Short problem
Copy all the entries below exactly, but not the pictures.

# START OF Raw data

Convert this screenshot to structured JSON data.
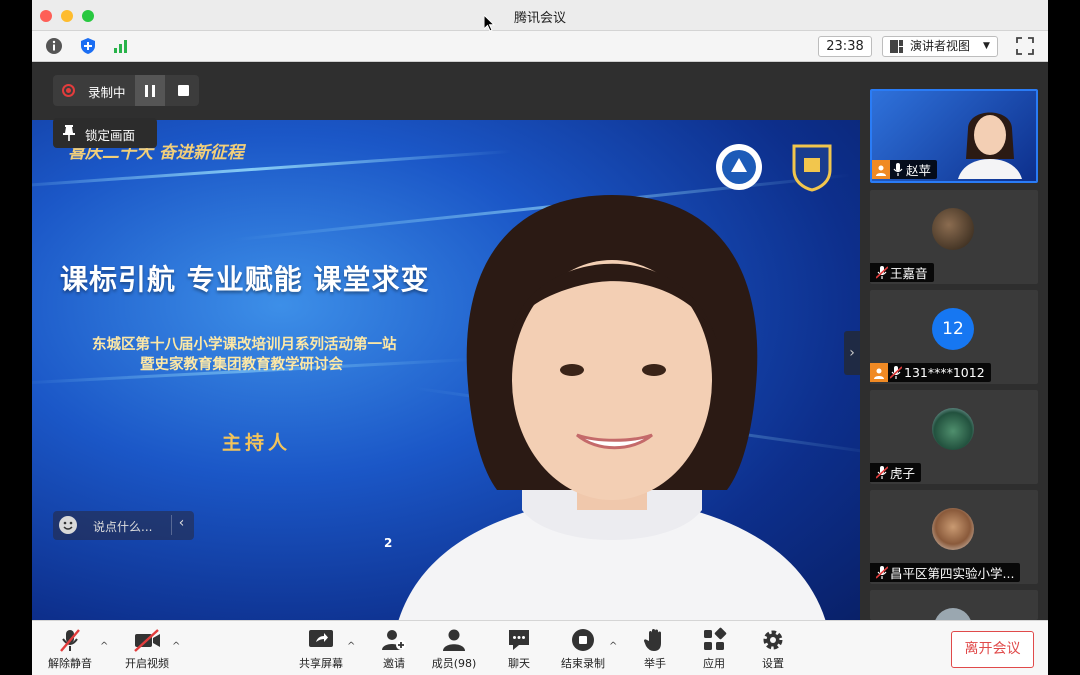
{
  "window": {
    "title": "腾讯会议"
  },
  "infobar": {
    "clock": "23:38",
    "view_mode": "演讲者视图"
  },
  "recording": {
    "label": "录制中"
  },
  "lock_screen": {
    "label": "锁定画面"
  },
  "slide": {
    "banner_top": "喜庆二十大 奋进新征程",
    "title": "课标引航  专业赋能  课堂求变",
    "subtitle_line1": "东城区第十八届小学课改培训月系列活动第一站",
    "subtitle_line2": "暨史家教育集团教育教学研讨会",
    "host_label": "主持人",
    "year_fragment": "2"
  },
  "chat": {
    "placeholder": "说点什么..."
  },
  "participants": [
    {
      "name": "赵苹",
      "is_host": true,
      "muted": false
    },
    {
      "name": "王嘉音",
      "is_host": false,
      "muted": true
    },
    {
      "name": "131****1012",
      "is_host": true,
      "muted": true,
      "avatar_text": "12"
    },
    {
      "name": "虎子",
      "is_host": false,
      "muted": true
    },
    {
      "name": "昌平区第四实验小学...",
      "is_host": false,
      "muted": true
    }
  ],
  "toolbar": {
    "unmute": "解除静音",
    "start_video": "开启视频",
    "share_screen": "共享屏幕",
    "invite": "邀请",
    "members": "成员(98)",
    "chat": "聊天",
    "end_recording": "结束录制",
    "raise_hand": "举手",
    "apps": "应用",
    "settings": "设置",
    "leave": "离开会议"
  },
  "colors": {
    "accent": "#2a7cf6",
    "danger": "#e04a4a",
    "host_badge": "#f08a24",
    "recording": "#e23c3c"
  }
}
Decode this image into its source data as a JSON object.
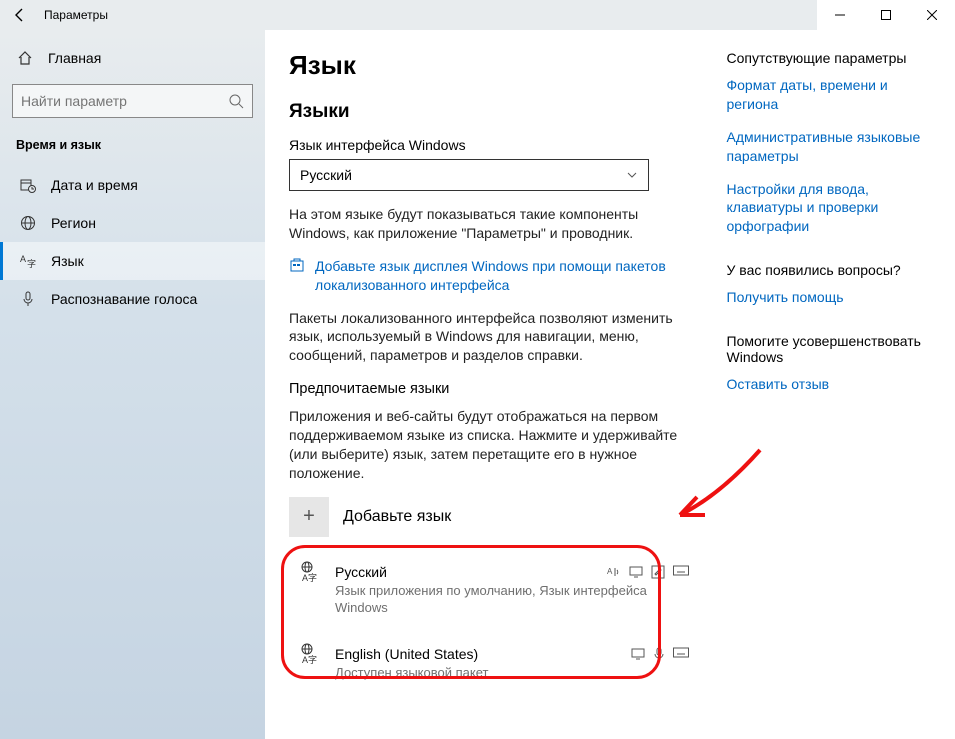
{
  "window": {
    "title": "Параметры"
  },
  "sidebar": {
    "home": "Главная",
    "search_placeholder": "Найти параметр",
    "section": "Время и язык",
    "items": [
      {
        "label": "Дата и время"
      },
      {
        "label": "Регион"
      },
      {
        "label": "Язык"
      },
      {
        "label": "Распознавание голоса"
      }
    ]
  },
  "main": {
    "title": "Язык",
    "languages_header": "Языки",
    "display_lang_label": "Язык интерфейса Windows",
    "display_lang_value": "Русский",
    "display_lang_desc": "На этом языке будут показываться такие компоненты Windows, как приложение \"Параметры\" и проводник.",
    "store_link": "Добавьте язык дисплея Windows при помощи пакетов локализованного интерфейса",
    "localization_desc": "Пакеты локализованного интерфейса позволяют изменить язык, используемый в Windows для навигации, меню, сообщений, параметров и разделов справки.",
    "preferred_header": "Предпочитаемые языки",
    "preferred_desc": "Приложения и веб-сайты будут отображаться на первом поддерживаемом языке из списка. Нажмите и удерживайте (или выберите) язык, затем перетащите его в нужное положение.",
    "add_language": "Добавьте язык",
    "langs": [
      {
        "name": "Русский",
        "sub": "Язык приложения по умолчанию, Язык интерфейса Windows"
      },
      {
        "name": "English (United States)",
        "sub": "Доступен языковой пакет"
      }
    ]
  },
  "right": {
    "related_header": "Сопутствующие параметры",
    "link_date": "Формат даты, времени и региона",
    "link_admin": "Административные языковые параметры",
    "link_input": "Настройки для ввода, клавиатуры и проверки орфографии",
    "question_header": "У вас появились вопросы?",
    "get_help": "Получить помощь",
    "improve_header": "Помогите усовершенствовать Windows",
    "feedback": "Оставить отзыв"
  }
}
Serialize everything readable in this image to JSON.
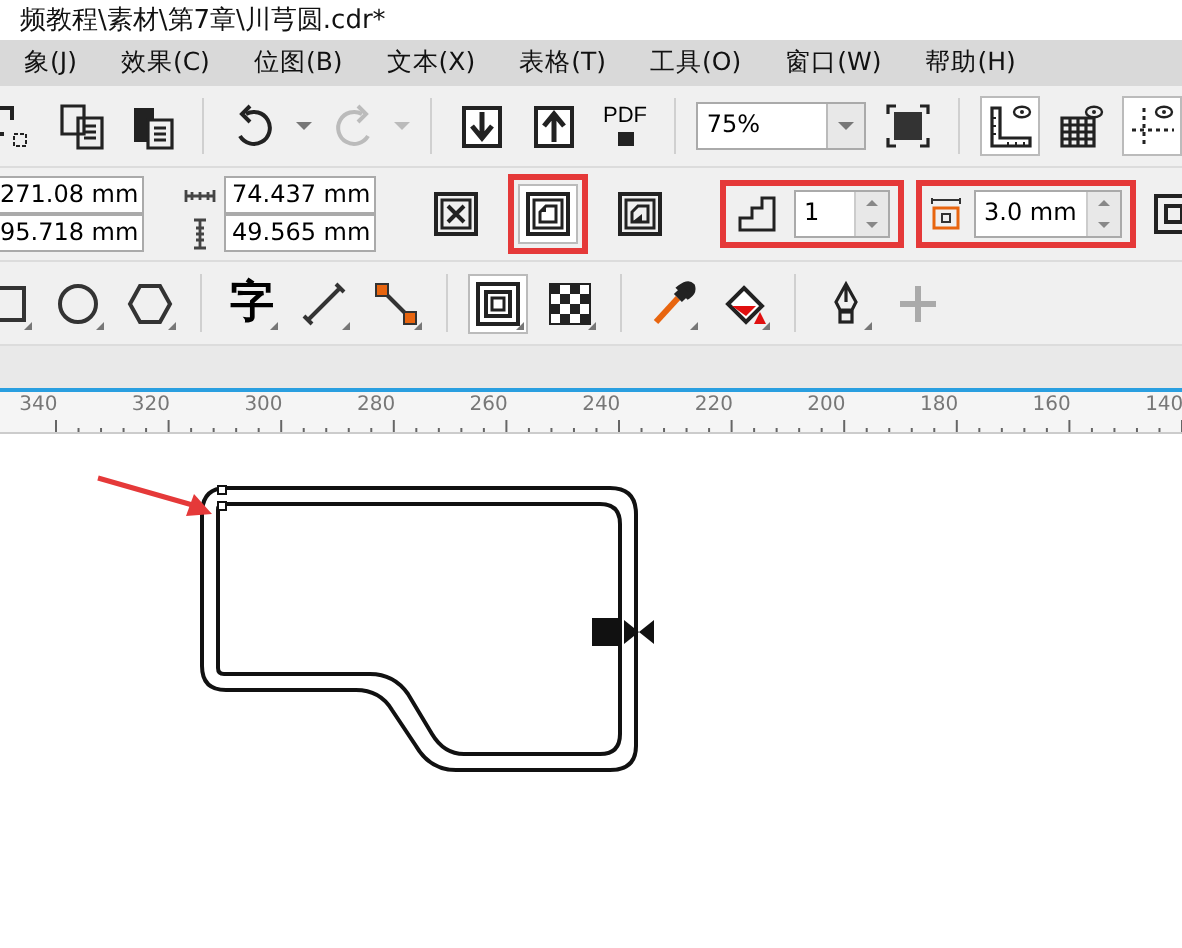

# END OF Raw data

Result below
Convert this screenshot to structured JSON data.
{
  "window": {
    "title": "腾讯会议"
  },
  "infobar": {
    "clock": "23:38",
    "view_mode": "演讲者视图"
  },
  "recording": {
    "label": "录制中"
  },
  "lock_screen": {
    "label": "锁定画面"
  },
  "slide": {
    "banner_top": "喜庆二十大 奋进新征程",
    "title": "课标引航  专业赋能  课堂求变",
    "subtitle_line1": "东城区第十八届小学课改培训月系列活动第一站",
    "subtitle_line2": "暨史家教育集团教育教学研讨会",
    "host_label": "主持人",
    "year_fragment": "2"
  },
  "chat": {
    "placeholder": "说点什么..."
  },
  "participants": [
    {
      "name": "赵苹",
      "is_host": true,
      "muted": false
    },
    {
      "name": "王嘉音",
      "is_host": false,
      "muted": true
    },
    {
      "name": "131****1012",
      "is_host": true,
      "muted": true,
      "avatar_text": "12"
    },
    {
      "name": "虎子",
      "is_host": false,
      "muted": true
    },
    {
      "name": "昌平区第四实验小学...",
      "is_host": false,
      "muted": true
    }
  ],
  "toolbar": {
    "unmute": "解除静音",
    "start_video": "开启视频",
    "share_screen": "共享屏幕",
    "invite": "邀请",
    "members": "成员(98)",
    "chat": "聊天",
    "end_recording": "结束录制",
    "raise_hand": "举手",
    "apps": "应用",
    "settings": "设置",
    "leave": "离开会议"
  },
  "colors": {
    "accent": "#2a7cf6",
    "danger": "#e04a4a",
    "host_badge": "#f08a24",
    "recording": "#e23c3c"
  }
}
Decode this image into its source data as a JSON object.
{
  "window": {
    "title": "Параметры"
  },
  "sidebar": {
    "home": "Главная",
    "search_placeholder": "Найти параметр",
    "section": "Время и язык",
    "items": [
      {
        "label": "Дата и время"
      },
      {
        "label": "Регион"
      },
      {
        "label": "Язык"
      },
      {
        "label": "Распознавание голоса"
      }
    ]
  },
  "main": {
    "title": "Язык",
    "languages_header": "Языки",
    "display_lang_label": "Язык интерфейса Windows",
    "display_lang_value": "Русский",
    "display_lang_desc": "На этом языке будут показываться такие компоненты Windows, как приложение \"Параметры\" и проводник.",
    "store_link": "Добавьте язык дисплея Windows при помощи пакетов локализованного интерфейса",
    "localization_desc": "Пакеты локализованного интерфейса позволяют изменить язык, используемый в Windows для навигации, меню, сообщений, параметров и разделов справки.",
    "preferred_header": "Предпочитаемые языки",
    "preferred_desc": "Приложения и веб-сайты будут отображаться на первом поддерживаемом языке из списка. Нажмите и удерживайте (или выберите) язык, затем перетащите его в нужное положение.",
    "add_language": "Добавьте язык",
    "langs": [
      {
        "name": "Русский",
        "sub": "Язык приложения по умолчанию, Язык интерфейса Windows"
      },
      {
        "name": "English (United States)",
        "sub": "Доступен языковой пакет"
      }
    ]
  },
  "right": {
    "related_header": "Сопутствующие параметры",
    "link_date": "Формат даты, времени и региона",
    "link_admin": "Административные языковые параметры",
    "link_input": "Настройки для ввода, клавиатуры и проверки орфографии",
    "question_header": "У вас появились вопросы?",
    "get_help": "Получить помощь",
    "improve_header": "Помогите усовершенствовать Windows",
    "feedback": "Оставить отзыв"
  }
}
Serialize everything readable in this image to JSON.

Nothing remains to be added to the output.